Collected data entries
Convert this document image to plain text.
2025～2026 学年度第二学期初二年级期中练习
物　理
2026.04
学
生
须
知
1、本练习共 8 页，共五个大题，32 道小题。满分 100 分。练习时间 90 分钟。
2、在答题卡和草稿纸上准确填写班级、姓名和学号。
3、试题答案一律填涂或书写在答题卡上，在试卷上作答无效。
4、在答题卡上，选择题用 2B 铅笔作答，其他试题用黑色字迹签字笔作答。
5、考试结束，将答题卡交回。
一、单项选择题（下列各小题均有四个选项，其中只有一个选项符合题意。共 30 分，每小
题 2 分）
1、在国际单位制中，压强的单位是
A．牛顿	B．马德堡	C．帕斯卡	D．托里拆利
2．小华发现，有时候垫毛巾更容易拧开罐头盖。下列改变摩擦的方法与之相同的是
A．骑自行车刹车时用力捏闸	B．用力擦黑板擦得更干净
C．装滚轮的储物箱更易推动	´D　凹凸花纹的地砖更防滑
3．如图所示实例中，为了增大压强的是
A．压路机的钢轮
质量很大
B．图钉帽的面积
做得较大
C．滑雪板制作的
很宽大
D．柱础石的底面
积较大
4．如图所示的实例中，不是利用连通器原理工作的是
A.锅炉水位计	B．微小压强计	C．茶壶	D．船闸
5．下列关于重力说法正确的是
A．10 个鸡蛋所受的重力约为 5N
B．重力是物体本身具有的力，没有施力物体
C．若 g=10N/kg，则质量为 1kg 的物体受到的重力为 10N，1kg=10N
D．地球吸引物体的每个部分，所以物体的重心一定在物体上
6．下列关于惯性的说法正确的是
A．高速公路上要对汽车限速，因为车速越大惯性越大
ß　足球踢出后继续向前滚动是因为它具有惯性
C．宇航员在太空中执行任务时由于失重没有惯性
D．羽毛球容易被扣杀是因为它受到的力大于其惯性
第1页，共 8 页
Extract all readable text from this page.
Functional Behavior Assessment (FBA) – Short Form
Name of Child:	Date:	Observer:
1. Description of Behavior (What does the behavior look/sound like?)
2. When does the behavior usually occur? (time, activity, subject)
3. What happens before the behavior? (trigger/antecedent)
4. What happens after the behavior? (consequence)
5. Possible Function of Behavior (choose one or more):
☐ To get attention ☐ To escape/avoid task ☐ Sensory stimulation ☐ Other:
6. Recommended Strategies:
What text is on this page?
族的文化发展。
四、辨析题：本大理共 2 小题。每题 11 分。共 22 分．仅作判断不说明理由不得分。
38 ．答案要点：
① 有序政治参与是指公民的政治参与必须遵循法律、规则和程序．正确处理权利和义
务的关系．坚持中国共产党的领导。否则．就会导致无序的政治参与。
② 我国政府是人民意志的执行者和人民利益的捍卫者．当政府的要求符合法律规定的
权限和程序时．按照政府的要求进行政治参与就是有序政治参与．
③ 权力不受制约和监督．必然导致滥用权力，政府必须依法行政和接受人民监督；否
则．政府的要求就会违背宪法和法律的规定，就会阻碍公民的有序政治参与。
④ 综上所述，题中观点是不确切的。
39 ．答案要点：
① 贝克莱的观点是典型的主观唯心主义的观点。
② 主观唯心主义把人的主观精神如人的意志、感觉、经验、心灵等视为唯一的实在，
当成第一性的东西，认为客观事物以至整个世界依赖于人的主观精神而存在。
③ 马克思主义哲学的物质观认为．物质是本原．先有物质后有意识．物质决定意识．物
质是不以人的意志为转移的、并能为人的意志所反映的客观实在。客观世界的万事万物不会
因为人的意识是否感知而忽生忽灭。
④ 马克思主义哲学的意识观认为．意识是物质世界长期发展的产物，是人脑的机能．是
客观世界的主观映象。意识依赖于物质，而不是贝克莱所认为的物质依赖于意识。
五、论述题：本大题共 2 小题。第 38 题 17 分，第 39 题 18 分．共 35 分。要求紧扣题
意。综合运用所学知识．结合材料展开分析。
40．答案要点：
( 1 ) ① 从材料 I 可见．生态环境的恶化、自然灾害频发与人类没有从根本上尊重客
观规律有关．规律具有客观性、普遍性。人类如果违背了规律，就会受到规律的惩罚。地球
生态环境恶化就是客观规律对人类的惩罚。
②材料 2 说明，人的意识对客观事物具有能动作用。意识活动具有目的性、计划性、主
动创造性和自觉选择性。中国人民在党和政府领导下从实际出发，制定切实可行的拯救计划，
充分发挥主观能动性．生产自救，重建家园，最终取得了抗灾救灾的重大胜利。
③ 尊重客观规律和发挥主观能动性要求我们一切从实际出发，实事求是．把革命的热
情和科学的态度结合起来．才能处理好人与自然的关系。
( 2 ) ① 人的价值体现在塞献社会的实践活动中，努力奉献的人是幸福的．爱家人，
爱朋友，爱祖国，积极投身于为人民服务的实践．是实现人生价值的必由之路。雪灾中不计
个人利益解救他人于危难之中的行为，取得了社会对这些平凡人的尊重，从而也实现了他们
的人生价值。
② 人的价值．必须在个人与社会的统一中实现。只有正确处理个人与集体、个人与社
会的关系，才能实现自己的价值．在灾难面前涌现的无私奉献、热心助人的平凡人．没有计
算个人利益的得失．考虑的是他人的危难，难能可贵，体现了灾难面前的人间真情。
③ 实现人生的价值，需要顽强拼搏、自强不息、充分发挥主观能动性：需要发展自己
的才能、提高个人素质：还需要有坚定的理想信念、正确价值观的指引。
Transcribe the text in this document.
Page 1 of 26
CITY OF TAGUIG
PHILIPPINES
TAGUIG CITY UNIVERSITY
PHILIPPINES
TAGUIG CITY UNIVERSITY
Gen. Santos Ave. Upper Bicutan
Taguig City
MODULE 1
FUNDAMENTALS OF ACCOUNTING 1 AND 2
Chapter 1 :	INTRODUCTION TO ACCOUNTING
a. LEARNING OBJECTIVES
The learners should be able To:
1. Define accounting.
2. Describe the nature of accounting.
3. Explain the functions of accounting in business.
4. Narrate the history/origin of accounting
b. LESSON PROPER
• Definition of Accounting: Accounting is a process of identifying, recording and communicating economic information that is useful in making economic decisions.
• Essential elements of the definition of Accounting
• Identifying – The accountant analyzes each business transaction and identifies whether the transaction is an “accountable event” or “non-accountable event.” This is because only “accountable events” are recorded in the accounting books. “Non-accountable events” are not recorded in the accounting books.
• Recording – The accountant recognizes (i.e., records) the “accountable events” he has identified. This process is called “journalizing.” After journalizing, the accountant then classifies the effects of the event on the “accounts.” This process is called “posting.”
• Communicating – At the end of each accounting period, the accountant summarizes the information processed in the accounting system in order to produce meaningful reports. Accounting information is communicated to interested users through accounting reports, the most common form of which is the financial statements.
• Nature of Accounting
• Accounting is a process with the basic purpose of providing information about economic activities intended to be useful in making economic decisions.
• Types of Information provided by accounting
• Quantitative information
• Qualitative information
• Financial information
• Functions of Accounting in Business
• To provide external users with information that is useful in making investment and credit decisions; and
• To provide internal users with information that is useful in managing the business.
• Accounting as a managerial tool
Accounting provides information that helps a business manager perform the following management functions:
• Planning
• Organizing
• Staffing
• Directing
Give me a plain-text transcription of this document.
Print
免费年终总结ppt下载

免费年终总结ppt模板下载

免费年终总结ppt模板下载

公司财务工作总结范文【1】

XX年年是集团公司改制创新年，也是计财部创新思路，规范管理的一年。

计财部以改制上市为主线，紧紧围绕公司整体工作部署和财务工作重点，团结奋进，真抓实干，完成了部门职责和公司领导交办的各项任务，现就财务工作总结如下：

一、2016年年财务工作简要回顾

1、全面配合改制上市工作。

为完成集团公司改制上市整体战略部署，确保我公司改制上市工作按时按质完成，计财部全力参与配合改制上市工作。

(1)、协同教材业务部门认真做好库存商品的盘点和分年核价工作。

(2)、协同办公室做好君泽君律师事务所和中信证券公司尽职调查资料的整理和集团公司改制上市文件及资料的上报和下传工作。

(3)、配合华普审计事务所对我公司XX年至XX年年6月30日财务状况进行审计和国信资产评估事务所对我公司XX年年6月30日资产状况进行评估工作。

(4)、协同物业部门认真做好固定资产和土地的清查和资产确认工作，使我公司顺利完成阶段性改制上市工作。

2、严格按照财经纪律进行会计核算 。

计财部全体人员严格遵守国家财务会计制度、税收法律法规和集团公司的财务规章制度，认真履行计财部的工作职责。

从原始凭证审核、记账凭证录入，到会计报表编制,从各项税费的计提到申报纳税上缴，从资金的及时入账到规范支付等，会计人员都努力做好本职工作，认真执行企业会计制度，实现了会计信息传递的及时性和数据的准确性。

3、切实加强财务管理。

• **Task to carry out**
Find all lines holding the string "document" and copy them.

• **Written response**
Convert this document image to plain text.
Transcribe the text in this document.
Give me a plain-text transcription of this document.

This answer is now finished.